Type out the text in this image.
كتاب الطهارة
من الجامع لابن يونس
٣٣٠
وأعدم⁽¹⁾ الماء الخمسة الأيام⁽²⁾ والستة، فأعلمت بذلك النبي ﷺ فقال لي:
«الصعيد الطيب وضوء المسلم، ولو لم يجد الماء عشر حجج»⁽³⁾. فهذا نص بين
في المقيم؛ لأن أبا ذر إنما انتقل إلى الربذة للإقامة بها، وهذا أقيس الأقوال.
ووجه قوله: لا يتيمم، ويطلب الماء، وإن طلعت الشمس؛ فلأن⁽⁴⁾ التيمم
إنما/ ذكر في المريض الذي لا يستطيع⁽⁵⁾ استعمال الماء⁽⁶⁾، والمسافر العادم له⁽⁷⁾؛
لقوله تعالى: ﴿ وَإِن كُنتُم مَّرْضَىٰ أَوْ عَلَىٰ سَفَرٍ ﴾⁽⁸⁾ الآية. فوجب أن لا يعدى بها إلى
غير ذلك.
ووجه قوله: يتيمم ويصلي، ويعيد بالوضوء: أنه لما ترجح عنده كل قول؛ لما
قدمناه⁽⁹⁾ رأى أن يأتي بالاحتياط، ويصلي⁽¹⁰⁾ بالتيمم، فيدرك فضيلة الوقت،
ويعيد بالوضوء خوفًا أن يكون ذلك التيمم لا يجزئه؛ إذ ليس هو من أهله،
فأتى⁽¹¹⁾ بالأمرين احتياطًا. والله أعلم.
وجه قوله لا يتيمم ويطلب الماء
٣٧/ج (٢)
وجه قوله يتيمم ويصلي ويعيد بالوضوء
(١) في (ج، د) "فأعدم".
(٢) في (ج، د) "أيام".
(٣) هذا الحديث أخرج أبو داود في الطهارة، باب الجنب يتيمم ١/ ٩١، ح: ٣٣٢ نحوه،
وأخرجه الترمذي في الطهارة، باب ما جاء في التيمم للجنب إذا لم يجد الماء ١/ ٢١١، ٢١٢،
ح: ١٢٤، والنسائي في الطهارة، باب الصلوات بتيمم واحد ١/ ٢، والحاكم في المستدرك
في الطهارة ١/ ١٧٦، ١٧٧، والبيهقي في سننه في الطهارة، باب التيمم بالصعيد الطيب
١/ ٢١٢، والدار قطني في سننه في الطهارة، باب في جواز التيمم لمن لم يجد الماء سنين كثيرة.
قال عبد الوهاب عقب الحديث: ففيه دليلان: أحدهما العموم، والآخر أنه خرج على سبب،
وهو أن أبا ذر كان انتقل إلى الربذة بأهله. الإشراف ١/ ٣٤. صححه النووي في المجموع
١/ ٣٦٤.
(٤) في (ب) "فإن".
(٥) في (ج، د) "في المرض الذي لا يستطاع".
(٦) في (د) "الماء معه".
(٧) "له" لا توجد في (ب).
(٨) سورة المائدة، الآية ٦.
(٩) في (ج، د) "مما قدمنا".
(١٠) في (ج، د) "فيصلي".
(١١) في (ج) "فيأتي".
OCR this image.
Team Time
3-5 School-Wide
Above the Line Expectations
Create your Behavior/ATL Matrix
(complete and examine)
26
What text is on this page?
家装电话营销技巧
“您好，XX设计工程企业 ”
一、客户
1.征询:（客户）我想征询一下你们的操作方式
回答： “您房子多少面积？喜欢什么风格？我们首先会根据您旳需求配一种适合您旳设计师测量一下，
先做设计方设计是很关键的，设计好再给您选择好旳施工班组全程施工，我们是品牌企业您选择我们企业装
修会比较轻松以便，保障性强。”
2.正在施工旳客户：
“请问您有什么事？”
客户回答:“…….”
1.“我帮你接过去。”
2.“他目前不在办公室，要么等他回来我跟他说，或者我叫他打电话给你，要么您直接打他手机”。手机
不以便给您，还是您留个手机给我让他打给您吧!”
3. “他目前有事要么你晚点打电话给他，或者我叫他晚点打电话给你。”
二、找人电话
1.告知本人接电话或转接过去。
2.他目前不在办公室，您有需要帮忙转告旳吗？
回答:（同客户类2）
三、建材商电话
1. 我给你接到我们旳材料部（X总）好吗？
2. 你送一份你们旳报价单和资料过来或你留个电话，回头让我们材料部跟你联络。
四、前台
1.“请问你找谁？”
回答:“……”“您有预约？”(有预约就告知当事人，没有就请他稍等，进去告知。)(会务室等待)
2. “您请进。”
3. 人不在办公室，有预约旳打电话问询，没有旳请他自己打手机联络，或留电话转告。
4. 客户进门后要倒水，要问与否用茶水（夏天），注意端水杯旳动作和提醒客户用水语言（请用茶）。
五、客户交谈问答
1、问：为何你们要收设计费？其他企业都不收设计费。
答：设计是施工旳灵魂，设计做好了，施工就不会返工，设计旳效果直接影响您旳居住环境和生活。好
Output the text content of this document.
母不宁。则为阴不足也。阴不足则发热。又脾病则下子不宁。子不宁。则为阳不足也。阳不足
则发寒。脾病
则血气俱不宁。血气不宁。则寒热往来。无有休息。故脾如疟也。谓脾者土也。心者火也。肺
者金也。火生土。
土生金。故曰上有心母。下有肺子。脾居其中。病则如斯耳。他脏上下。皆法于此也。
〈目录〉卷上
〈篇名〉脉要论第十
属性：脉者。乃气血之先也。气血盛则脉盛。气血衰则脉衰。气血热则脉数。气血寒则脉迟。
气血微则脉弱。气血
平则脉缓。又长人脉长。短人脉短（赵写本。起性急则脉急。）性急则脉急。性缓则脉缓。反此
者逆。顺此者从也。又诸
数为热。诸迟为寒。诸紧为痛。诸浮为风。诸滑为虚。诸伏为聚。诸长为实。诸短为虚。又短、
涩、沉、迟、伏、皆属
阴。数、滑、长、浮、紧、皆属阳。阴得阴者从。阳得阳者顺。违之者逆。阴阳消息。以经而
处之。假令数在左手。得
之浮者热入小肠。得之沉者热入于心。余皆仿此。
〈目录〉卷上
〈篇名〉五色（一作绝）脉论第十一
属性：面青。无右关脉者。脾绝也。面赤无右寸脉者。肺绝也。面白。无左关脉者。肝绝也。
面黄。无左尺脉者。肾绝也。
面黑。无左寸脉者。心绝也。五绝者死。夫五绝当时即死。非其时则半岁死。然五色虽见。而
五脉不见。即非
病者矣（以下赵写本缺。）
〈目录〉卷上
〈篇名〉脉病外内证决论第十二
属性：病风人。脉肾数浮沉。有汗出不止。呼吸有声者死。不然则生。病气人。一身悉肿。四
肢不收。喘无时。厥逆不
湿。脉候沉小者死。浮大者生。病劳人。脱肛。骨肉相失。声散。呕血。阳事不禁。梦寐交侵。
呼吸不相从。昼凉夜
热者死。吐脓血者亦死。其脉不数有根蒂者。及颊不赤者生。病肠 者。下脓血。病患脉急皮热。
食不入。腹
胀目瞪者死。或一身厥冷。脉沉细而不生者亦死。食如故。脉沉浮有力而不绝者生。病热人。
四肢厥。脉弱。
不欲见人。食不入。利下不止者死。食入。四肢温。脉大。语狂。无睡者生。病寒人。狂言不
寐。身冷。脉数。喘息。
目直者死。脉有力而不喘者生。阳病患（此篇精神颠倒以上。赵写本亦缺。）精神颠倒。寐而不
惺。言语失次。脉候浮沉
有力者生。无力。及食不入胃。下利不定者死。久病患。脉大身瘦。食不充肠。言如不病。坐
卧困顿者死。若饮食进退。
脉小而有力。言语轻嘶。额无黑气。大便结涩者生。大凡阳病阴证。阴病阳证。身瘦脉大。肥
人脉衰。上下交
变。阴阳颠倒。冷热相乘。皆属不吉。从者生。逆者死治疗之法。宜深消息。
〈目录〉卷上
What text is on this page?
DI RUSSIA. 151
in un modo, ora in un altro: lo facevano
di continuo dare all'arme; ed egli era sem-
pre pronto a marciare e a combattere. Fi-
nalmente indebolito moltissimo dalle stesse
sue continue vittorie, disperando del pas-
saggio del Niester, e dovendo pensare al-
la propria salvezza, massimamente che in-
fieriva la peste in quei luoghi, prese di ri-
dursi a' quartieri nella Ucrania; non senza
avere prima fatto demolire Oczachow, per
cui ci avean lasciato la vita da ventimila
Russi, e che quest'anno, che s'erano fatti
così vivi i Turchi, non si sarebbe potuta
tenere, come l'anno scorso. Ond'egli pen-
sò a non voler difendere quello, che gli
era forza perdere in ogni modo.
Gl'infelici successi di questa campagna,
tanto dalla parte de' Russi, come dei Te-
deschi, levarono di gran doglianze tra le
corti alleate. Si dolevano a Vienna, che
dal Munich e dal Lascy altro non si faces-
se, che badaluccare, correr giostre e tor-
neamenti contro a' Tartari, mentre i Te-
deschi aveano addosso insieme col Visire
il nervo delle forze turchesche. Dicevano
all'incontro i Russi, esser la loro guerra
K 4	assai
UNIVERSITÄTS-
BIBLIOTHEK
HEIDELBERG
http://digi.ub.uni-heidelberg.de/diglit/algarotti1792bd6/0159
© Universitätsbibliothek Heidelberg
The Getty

————

→ **Short exercise**: Search the data for the word "come" and copy each line where it appears.

→ **Written solution**:
tenere, come l'anno scorso. Ond'egli pen-
tanto dalla parte de' Russi, come dei Te-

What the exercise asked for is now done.